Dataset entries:
####################

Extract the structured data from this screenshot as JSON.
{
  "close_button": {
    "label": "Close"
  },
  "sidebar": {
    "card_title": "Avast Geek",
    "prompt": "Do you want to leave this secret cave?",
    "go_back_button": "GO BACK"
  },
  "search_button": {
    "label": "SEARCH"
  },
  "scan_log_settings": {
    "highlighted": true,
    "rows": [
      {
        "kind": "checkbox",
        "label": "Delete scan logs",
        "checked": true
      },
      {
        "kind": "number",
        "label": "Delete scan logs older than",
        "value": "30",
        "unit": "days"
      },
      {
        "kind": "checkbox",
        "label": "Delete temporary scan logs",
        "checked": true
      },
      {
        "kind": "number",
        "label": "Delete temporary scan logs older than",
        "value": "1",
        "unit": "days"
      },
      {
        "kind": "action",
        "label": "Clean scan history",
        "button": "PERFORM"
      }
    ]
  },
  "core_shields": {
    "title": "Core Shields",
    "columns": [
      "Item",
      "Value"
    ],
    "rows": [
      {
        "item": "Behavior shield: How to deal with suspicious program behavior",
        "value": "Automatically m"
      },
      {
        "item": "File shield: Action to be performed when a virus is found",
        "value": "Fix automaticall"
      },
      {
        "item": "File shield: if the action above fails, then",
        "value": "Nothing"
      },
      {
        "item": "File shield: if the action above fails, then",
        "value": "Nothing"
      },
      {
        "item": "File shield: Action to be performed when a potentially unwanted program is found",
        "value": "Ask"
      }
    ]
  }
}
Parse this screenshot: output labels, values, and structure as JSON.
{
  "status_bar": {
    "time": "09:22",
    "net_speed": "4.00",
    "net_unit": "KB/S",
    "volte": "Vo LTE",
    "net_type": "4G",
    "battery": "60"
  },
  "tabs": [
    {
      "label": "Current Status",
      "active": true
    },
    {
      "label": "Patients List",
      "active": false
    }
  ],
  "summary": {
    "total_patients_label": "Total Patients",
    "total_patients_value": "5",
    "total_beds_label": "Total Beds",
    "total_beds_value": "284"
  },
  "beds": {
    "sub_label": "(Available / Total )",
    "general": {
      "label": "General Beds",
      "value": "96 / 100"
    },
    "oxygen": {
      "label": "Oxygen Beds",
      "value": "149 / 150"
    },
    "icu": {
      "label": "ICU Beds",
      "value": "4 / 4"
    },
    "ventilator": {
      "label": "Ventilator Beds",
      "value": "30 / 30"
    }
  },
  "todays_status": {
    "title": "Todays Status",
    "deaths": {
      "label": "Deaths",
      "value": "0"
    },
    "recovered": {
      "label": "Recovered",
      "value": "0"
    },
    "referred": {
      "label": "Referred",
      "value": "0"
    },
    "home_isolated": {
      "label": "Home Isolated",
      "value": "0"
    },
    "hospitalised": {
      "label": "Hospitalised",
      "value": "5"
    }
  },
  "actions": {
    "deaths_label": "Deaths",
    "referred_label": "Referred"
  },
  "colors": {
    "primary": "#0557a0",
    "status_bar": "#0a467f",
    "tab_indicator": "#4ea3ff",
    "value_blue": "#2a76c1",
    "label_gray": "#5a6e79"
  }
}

####################

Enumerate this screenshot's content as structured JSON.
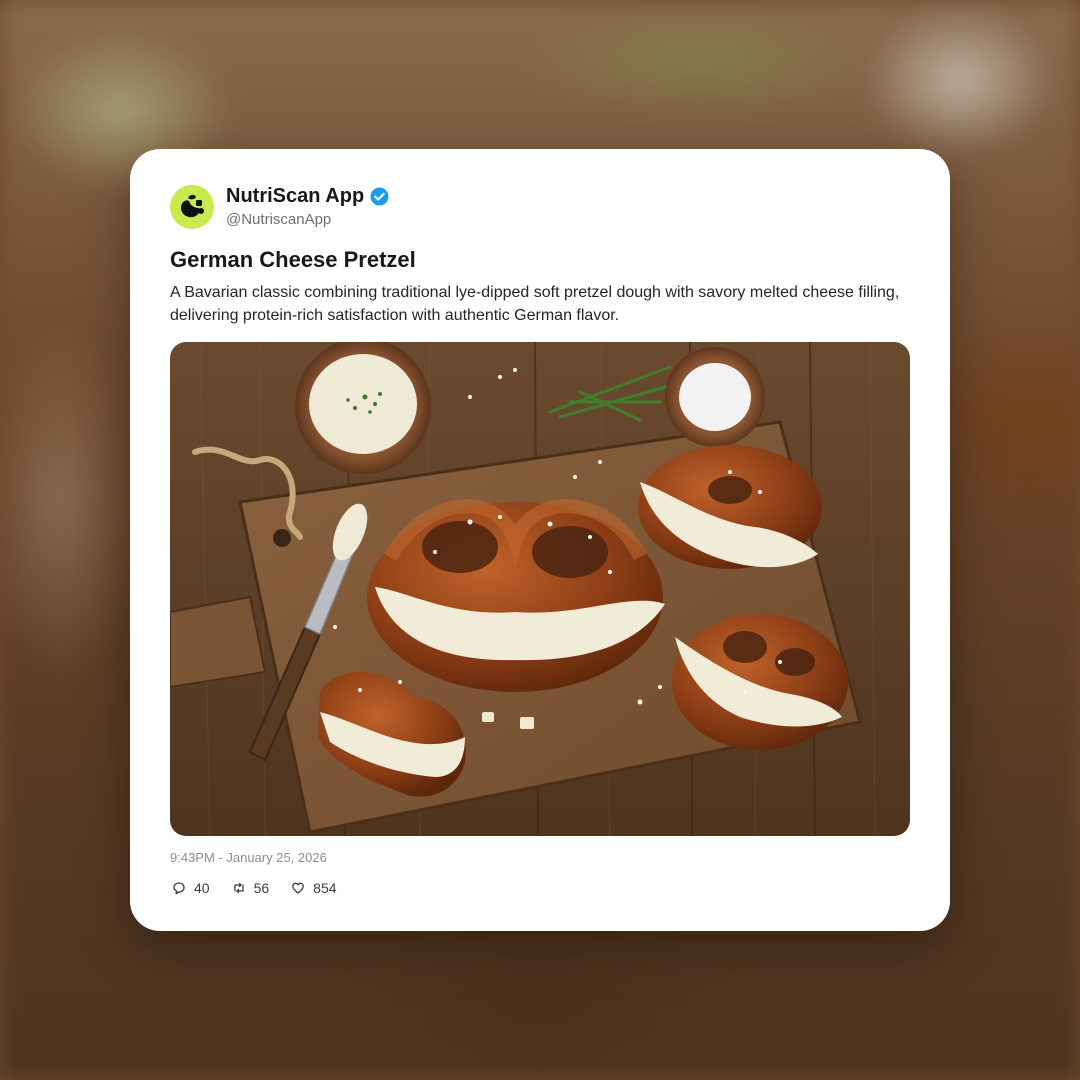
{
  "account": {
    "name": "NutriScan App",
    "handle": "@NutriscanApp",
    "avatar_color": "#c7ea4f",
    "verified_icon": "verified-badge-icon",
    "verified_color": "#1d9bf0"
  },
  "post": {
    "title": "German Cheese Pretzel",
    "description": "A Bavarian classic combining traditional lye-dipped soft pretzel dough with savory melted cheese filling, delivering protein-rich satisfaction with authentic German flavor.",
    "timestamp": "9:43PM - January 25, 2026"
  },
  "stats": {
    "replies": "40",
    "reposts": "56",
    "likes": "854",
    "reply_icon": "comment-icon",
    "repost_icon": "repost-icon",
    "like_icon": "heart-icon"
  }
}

####################

■ What is needed ■
Copy out every line of the data in which the word "structured" is found.

■ Expected answer ■
Extract the structured data from this screenshot as JSON.
Enumerate this screenshot's content as structured JSON.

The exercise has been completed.